- [Task objective]:
Output the entries below exactly as written, omitting pictures.
╭─ Data for the task
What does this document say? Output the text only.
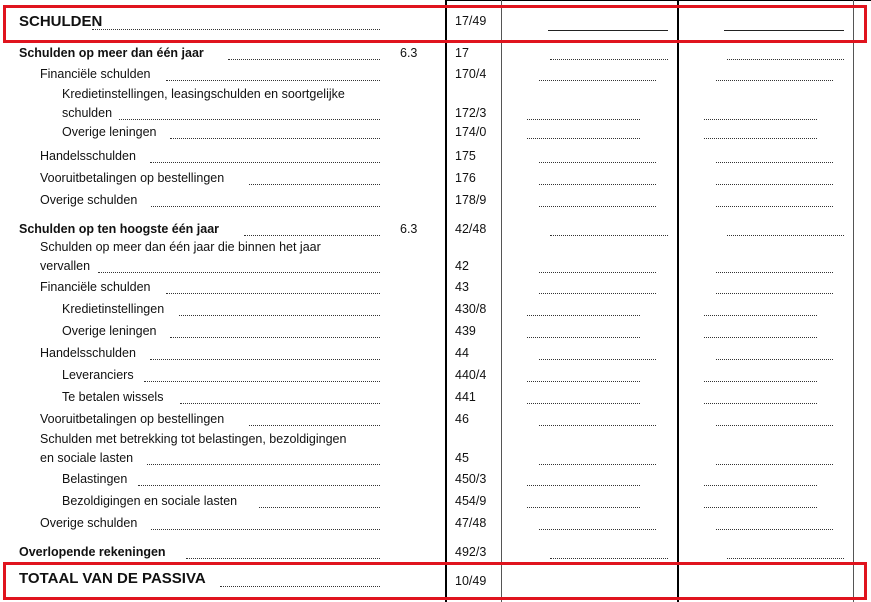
SCHULDEN	17/49
Schulden op meer dan één jaar	6.3	17
Financiële schulden	170/4
Kredietinstellingen, leasingschulden en soortgelijke
schulden	172/3
Overige leningen	174/0
Handelsschulden	175
Vooruitbetalingen op bestellingen	176
Overige schulden	178/9
Schulden op ten hoogste één jaar	6.3	42/48
Schulden op meer dan één jaar die binnen het jaar
vervallen	42
Financiële schulden	43
Kredietinstellingen	430/8
Overige leningen	439
Handelsschulden	44
Leveranciers	440/4
Te betalen wissels	441
Vooruitbetalingen op bestellingen	46
Schulden met betrekking tot belastingen, bezoldigingen
en sociale lasten	45
Belastingen	450/3
Bezoldigingen en sociale lasten	454/9
Overige schulden	47/48
Overlopende rekeningen	492/3
TOTAAL VAN DE PASSIVA	10/49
╰─
- [Written answer]:
What does this document say? Output the text only.
SCHULDEN	17/49
Schulden op meer dan één jaar	6.3	17
Financiële schulden	170/4
Kredietinstellingen, leasingschulden en soortgelijke
schulden	172/3
Overige leningen	174/0
Handelsschulden	175
Vooruitbetalingen op bestellingen	176
Overige schulden	178/9
Schulden op ten hoogste één jaar	6.3	42/48
Schulden op meer dan één jaar die binnen het jaar
vervallen	42
Financiële schulden	43
Kredietinstellingen	430/8
Overige leningen	439
Handelsschulden	44
Leveranciers	440/4
Te betalen wissels	441
Vooruitbetalingen op bestellingen	46
Schulden met betrekking tot belastingen, bezoldigingen
en sociale lasten	45
Belastingen	450/3
Bezoldigingen en sociale lasten	454/9
Overige schulden	47/48
Overlopende rekeningen	492/3
TOTAAL VAN DE PASSIVA	10/49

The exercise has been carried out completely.